-------- ENTRIES SHOWN

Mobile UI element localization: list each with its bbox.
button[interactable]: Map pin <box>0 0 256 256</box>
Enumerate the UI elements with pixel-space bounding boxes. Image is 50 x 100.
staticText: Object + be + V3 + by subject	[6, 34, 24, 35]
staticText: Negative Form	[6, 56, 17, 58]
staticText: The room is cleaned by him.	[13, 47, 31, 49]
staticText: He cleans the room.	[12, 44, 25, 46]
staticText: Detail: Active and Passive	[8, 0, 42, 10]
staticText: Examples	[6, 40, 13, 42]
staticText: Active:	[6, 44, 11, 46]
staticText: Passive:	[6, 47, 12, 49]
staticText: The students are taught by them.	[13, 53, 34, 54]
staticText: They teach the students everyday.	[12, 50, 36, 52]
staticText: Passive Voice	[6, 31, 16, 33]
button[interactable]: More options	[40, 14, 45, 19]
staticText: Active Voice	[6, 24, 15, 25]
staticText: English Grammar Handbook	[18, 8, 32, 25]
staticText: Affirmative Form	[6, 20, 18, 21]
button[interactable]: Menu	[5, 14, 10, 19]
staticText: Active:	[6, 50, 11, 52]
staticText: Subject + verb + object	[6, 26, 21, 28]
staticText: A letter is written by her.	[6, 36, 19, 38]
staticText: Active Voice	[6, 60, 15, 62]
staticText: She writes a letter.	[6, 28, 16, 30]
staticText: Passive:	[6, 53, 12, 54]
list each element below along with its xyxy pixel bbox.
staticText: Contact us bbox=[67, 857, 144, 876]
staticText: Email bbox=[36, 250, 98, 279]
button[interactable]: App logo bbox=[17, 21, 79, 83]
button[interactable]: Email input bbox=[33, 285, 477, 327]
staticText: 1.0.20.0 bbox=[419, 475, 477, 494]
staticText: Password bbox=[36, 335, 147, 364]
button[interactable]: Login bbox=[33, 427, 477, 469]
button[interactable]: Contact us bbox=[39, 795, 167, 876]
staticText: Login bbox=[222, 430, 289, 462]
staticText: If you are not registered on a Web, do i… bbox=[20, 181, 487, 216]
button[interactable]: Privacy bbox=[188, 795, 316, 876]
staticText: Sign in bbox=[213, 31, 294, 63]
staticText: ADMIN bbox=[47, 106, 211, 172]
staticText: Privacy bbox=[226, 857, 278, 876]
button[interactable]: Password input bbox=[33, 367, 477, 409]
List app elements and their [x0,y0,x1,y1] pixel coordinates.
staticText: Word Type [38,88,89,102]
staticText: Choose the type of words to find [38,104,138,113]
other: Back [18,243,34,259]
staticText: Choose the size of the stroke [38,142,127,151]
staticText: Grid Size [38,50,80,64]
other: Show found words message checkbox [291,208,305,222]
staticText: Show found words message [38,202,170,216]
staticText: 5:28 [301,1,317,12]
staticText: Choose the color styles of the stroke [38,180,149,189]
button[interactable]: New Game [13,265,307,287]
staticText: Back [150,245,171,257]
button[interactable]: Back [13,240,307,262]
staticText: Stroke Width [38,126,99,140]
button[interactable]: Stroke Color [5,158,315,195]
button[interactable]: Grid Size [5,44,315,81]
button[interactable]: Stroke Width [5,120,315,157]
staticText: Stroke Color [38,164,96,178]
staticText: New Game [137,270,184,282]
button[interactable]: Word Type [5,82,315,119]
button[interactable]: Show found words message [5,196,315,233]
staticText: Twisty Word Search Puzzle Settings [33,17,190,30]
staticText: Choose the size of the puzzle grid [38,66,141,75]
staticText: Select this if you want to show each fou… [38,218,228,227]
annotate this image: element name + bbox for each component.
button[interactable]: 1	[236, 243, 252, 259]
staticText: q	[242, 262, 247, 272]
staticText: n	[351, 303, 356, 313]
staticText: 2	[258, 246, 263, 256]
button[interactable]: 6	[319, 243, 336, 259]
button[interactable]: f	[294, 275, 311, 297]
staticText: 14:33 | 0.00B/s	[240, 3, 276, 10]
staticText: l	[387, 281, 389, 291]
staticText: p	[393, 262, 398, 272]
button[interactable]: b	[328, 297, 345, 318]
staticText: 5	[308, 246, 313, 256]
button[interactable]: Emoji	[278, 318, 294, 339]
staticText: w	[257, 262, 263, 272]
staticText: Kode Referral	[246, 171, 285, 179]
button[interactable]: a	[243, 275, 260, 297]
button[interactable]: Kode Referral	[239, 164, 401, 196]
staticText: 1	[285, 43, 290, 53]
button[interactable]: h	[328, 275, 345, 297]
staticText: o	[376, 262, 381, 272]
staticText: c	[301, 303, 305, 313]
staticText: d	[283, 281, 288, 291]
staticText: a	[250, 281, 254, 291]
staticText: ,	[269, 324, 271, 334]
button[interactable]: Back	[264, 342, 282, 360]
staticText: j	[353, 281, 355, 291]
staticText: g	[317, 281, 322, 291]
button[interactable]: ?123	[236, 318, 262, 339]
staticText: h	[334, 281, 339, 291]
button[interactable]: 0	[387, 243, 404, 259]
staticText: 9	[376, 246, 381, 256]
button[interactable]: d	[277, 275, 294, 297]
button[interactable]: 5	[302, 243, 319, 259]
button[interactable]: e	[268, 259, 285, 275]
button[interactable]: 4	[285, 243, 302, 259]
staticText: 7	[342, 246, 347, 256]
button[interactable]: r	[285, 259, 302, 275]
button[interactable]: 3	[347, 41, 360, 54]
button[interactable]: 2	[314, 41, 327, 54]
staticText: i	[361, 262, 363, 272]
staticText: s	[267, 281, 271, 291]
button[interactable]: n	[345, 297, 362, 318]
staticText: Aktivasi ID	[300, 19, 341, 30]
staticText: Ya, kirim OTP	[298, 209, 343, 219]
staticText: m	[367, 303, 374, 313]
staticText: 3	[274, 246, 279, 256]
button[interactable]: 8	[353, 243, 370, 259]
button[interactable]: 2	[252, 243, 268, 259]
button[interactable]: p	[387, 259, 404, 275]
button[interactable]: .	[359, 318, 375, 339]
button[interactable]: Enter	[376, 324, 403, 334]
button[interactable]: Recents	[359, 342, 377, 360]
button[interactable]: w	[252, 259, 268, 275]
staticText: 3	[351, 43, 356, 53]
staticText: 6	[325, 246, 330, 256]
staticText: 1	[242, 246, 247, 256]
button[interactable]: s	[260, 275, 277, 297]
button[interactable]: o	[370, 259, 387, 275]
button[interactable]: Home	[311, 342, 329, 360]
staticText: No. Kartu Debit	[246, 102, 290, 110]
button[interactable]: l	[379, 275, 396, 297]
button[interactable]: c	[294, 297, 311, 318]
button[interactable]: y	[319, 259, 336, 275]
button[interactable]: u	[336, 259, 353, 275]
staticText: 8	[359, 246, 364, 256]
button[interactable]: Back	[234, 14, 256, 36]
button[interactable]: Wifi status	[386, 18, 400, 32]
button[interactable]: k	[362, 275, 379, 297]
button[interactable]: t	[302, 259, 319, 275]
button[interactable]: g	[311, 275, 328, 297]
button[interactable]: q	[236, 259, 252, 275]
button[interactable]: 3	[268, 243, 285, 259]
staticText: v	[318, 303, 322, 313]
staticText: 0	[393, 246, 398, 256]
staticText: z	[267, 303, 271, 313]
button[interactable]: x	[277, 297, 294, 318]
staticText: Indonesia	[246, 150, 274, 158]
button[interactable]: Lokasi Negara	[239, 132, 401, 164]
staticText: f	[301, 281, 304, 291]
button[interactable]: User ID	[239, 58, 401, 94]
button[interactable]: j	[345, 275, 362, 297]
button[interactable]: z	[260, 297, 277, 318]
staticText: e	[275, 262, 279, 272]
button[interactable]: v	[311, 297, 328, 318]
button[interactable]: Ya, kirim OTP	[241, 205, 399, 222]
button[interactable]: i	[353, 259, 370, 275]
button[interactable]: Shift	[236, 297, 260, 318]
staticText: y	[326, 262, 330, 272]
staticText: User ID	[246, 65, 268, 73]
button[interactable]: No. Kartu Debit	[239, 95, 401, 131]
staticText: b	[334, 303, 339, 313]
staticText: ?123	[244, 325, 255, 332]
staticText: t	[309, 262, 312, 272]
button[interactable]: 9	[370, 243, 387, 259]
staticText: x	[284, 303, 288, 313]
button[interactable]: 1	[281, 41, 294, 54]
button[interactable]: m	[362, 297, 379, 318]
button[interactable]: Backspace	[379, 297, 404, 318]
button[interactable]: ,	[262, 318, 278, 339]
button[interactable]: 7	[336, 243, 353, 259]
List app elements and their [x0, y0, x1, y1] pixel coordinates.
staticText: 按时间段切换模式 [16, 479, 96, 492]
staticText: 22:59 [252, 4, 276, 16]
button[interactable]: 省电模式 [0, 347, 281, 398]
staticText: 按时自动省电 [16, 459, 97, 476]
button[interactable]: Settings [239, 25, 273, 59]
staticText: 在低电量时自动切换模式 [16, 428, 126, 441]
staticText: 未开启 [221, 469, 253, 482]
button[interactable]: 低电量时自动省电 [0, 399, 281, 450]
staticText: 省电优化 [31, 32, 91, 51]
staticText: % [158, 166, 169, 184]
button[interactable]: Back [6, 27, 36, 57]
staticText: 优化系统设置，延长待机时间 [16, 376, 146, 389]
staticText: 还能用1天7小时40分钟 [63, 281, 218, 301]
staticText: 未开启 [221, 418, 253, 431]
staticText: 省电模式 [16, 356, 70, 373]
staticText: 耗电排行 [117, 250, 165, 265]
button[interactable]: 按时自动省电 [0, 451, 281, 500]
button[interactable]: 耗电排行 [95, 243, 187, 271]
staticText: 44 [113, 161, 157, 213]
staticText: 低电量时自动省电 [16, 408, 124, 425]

----------------

THE PROBLEM – Write out the rows word for word, starting at the beginning of the rows and ending at the line that contains "list each element", with both ends included.

RESULT FOR THIS TASK –
Mobile UI element localization: list each with its bbox.
button[interactable]: Map pin <box>0 0 256 256</box>
Enumerate the UI elements with pixel-space bounding boxes. Image is 50 x 100.
staticText: Object + be + V3 + by subject	[6, 34, 24, 35]
staticText: Negative Form	[6, 56, 17, 58]
staticText: The room is cleaned by him.	[13, 47, 31, 49]
staticText: He cleans the room.	[12, 44, 25, 46]
staticText: Detail: Active and Passive	[8, 0, 42, 10]
staticText: Examples	[6, 40, 13, 42]
staticText: Active:	[6, 44, 11, 46]
staticText: Passive:	[6, 47, 12, 49]
staticText: The students are taught by them.	[13, 53, 34, 54]
staticText: They teach the students everyday.	[12, 50, 36, 52]
staticText: Passive Voice	[6, 31, 16, 33]
button[interactable]: More options	[40, 14, 45, 19]
staticText: Active Voice	[6, 24, 15, 25]
staticText: English Grammar Handbook	[18, 8, 32, 25]
staticText: Affirmative Form	[6, 20, 18, 21]
button[interactable]: Menu	[5, 14, 10, 19]
staticText: Active:	[6, 50, 11, 52]
staticText: Subject + verb + object	[6, 26, 21, 28]
staticText: A letter is written by her.	[6, 36, 19, 38]
staticText: Active Voice	[6, 60, 15, 62]
staticText: She writes a letter.	[6, 28, 16, 30]
staticText: Passive:	[6, 53, 12, 54]
list each element below along with its xyxy pixel bbox.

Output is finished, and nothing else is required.